EXERCISE BRIEF: All of the data is to be set down again without any alteration.

DATA SUPPLIED:
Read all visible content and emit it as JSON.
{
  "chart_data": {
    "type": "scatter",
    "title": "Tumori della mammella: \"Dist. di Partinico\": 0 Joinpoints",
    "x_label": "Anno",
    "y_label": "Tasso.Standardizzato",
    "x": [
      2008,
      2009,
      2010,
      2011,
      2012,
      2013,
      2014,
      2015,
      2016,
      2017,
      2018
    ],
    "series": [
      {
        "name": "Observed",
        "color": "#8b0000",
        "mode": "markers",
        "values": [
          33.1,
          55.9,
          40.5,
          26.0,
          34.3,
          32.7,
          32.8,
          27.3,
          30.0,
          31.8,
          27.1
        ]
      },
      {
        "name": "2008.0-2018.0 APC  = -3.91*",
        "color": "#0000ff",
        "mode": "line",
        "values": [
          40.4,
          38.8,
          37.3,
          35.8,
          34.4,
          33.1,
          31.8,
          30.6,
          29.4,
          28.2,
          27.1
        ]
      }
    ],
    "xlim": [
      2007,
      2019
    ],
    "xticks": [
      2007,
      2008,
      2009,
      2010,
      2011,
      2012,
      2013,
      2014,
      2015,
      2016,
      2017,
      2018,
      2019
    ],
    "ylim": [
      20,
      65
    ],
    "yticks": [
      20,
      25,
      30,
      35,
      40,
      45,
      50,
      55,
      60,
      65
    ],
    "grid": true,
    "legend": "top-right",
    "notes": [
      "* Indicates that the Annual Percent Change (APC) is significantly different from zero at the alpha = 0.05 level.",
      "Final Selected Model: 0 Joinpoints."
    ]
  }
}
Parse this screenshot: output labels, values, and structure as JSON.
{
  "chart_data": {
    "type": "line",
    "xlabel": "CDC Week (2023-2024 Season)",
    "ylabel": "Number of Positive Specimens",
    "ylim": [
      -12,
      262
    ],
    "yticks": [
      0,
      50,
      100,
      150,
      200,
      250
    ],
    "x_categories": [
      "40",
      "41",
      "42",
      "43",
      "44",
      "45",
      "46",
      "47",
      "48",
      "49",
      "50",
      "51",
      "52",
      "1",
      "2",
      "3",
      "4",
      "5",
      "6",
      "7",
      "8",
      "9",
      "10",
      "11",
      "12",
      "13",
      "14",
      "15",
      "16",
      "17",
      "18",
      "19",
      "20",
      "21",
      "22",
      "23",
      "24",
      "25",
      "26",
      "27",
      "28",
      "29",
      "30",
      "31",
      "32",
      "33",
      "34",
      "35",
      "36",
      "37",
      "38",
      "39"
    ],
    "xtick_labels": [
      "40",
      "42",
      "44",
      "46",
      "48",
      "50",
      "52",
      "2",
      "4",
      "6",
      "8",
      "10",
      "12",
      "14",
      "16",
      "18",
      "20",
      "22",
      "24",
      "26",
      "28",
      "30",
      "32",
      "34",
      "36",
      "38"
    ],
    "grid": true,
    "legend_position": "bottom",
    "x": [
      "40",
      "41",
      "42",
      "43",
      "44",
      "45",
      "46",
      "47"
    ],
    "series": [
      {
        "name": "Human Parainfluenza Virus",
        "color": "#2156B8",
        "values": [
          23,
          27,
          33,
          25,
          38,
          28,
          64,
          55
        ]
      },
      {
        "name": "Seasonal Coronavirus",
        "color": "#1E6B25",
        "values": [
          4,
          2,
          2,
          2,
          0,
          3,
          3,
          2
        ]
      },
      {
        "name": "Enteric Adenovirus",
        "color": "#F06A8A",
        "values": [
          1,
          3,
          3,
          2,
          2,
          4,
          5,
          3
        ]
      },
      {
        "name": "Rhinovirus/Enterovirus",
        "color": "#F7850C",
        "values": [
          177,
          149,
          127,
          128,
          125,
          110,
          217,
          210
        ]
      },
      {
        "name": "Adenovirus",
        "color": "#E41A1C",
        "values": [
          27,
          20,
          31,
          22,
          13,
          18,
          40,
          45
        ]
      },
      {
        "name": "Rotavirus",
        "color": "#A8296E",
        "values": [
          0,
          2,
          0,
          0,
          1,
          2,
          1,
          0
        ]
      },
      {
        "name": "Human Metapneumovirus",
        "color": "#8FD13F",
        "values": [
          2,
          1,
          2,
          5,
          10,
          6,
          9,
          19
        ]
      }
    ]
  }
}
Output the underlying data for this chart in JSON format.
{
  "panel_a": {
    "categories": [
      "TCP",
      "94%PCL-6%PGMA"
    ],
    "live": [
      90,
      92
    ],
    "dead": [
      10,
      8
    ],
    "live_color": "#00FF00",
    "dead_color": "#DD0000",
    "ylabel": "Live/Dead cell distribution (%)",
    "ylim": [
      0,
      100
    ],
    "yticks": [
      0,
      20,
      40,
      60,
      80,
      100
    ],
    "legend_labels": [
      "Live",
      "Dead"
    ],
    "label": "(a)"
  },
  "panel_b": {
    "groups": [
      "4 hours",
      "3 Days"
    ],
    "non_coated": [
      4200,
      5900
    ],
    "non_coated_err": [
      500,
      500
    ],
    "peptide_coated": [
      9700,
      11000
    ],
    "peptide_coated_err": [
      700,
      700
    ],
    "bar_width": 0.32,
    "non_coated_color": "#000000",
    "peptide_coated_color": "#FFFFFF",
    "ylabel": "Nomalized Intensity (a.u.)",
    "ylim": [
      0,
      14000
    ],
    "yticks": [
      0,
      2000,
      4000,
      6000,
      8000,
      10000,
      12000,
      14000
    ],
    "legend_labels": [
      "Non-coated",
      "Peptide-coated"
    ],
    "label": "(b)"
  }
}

FINISHED EXERCISE:
Read all visible content and emit it as JSON.
{
  "chart_data": {
    "type": "scatter",
    "title": "Tumori della mammella: \"Dist. di Partinico\": 0 Joinpoints",
    "x_label": "Anno",
    "y_label": "Tasso.Standardizzato",
    "x": [
      2008,
      2009,
      2010,
      2011,
      2012,
      2013,
      2014,
      2015,
      2016,
      2017,
      2018
    ],
    "series": [
      {
        "name": "Observed",
        "color": "#8b0000",
        "mode": "markers",
        "values": [
          33.1,
          55.9,
          40.5,
          26.0,
          34.3,
          32.7,
          32.8,
          27.3,
          30.0,
          31.8,
          27.1
        ]
      },
      {
        "name": "2008.0-2018.0 APC  = -3.91*",
        "color": "#0000ff",
        "mode": "line",
        "values": [
          40.4,
          38.8,
          37.3,
          35.8,
          34.4,
          33.1,
          31.8,
          30.6,
          29.4,
          28.2,
          27.1
        ]
      }
    ],
    "xlim": [
      2007,
      2019
    ],
    "xticks": [
      2007,
      2008,
      2009,
      2010,
      2011,
      2012,
      2013,
      2014,
      2015,
      2016,
      2017,
      2018,
      2019
    ],
    "ylim": [
      20,
      65
    ],
    "yticks": [
      20,
      25,
      30,
      35,
      40,
      45,
      50,
      55,
      60,
      65
    ],
    "grid": true,
    "legend": "top-right",
    "notes": [
      "* Indicates that the Annual Percent Change (APC) is significantly different from zero at the alpha = 0.05 level.",
      "Final Selected Model: 0 Joinpoints."
    ]
  }
}
Parse this screenshot: output labels, values, and structure as JSON.
{
  "chart_data": {
    "type": "line",
    "xlabel": "CDC Week (2023-2024 Season)",
    "ylabel": "Number of Positive Specimens",
    "ylim": [
      -12,
      262
    ],
    "yticks": [
      0,
      50,
      100,
      150,
      200,
      250
    ],
    "x_categories": [
      "40",
      "41",
      "42",
      "43",
      "44",
      "45",
      "46",
      "47",
      "48",
      "49",
      "50",
      "51",
      "52",
      "1",
      "2",
      "3",
      "4",
      "5",
      "6",
      "7",
      "8",
      "9",
      "10",
      "11",
      "12",
      "13",
      "14",
      "15",
      "16",
      "17",
      "18",
      "19",
      "20",
      "21",
      "22",
      "23",
      "24",
      "25",
      "26",
      "27",
      "28",
      "29",
      "30",
      "31",
      "32",
      "33",
      "34",
      "35",
      "36",
      "37",
      "38",
      "39"
    ],
    "xtick_labels": [
      "40",
      "42",
      "44",
      "46",
      "48",
      "50",
      "52",
      "2",
      "4",
      "6",
      "8",
      "10",
      "12",
      "14",
      "16",
      "18",
      "20",
      "22",
      "24",
      "26",
      "28",
      "30",
      "32",
      "34",
      "36",
      "38"
    ],
    "grid": true,
    "legend_position": "bottom",
    "x": [
      "40",
      "41",
      "42",
      "43",
      "44",
      "45",
      "46",
      "47"
    ],
    "series": [
      {
        "name": "Human Parainfluenza Virus",
        "color": "#2156B8",
        "values": [
          23,
          27,
          33,
          25,
          38,
          28,
          64,
          55
        ]
      },
      {
        "name": "Seasonal Coronavirus",
        "color": "#1E6B25",
        "values": [
          4,
          2,
          2,
          2,
          0,
          3,
          3,
          2
        ]
      },
      {
        "name": "Enteric Adenovirus",
        "color": "#F06A8A",
        "values": [
          1,
          3,
          3,
          2,
          2,
          4,
          5,
          3
        ]
      },
      {
        "name": "Rhinovirus/Enterovirus",
        "color": "#F7850C",
        "values": [
          177,
          149,
          127,
          128,
          125,
          110,
          217,
          210
        ]
      },
      {
        "name": "Adenovirus",
        "color": "#E41A1C",
        "values": [
          27,
          20,
          31,
          22,
          13,
          18,
          40,
          45
        ]
      },
      {
        "name": "Rotavirus",
        "color": "#A8296E",
        "values": [
          0,
          2,
          0,
          0,
          1,
          2,
          1,
          0
        ]
      },
      {
        "name": "Human Metapneumovirus",
        "color": "#8FD13F",
        "values": [
          2,
          1,
          2,
          5,
          10,
          6,
          9,
          19
        ]
      }
    ]
  }
}
Output the underlying data for this chart in JSON format.
{
  "panel_a": {
    "categories": [
      "TCP",
      "94%PCL-6%PGMA"
    ],
    "live": [
      90,
      92
    ],
    "dead": [
      10,
      8
    ],
    "live_color": "#00FF00",
    "dead_color": "#DD0000",
    "ylabel": "Live/Dead cell distribution (%)",
    "ylim": [
      0,
      100
    ],
    "yticks": [
      0,
      20,
      40,
      60,
      80,
      100
    ],
    "legend_labels": [
      "Live",
      "Dead"
    ],
    "label": "(a)"
  },
  "panel_b": {
    "groups": [
      "4 hours",
      "3 Days"
    ],
    "non_coated": [
      4200,
      5900
    ],
    "non_coated_err": [
      500,
      500
    ],
    "peptide_coated": [
      9700,
      11000
    ],
    "peptide_coated_err": [
      700,
      700
    ],
    "bar_width": 0.32,
    "non_coated_color": "#000000",
    "peptide_coated_color": "#FFFFFF",
    "ylabel": "Nomalized Intensity (a.u.)",
    "ylim": [
      0,
      14000
    ],
    "yticks": [
      0,
      2000,
      4000,
      6000,
      8000,
      10000,
      12000,
      14000
    ],
    "legend_labels": [
      "Non-coated",
      "Peptide-coated"
    ],
    "label": "(b)"
  }
}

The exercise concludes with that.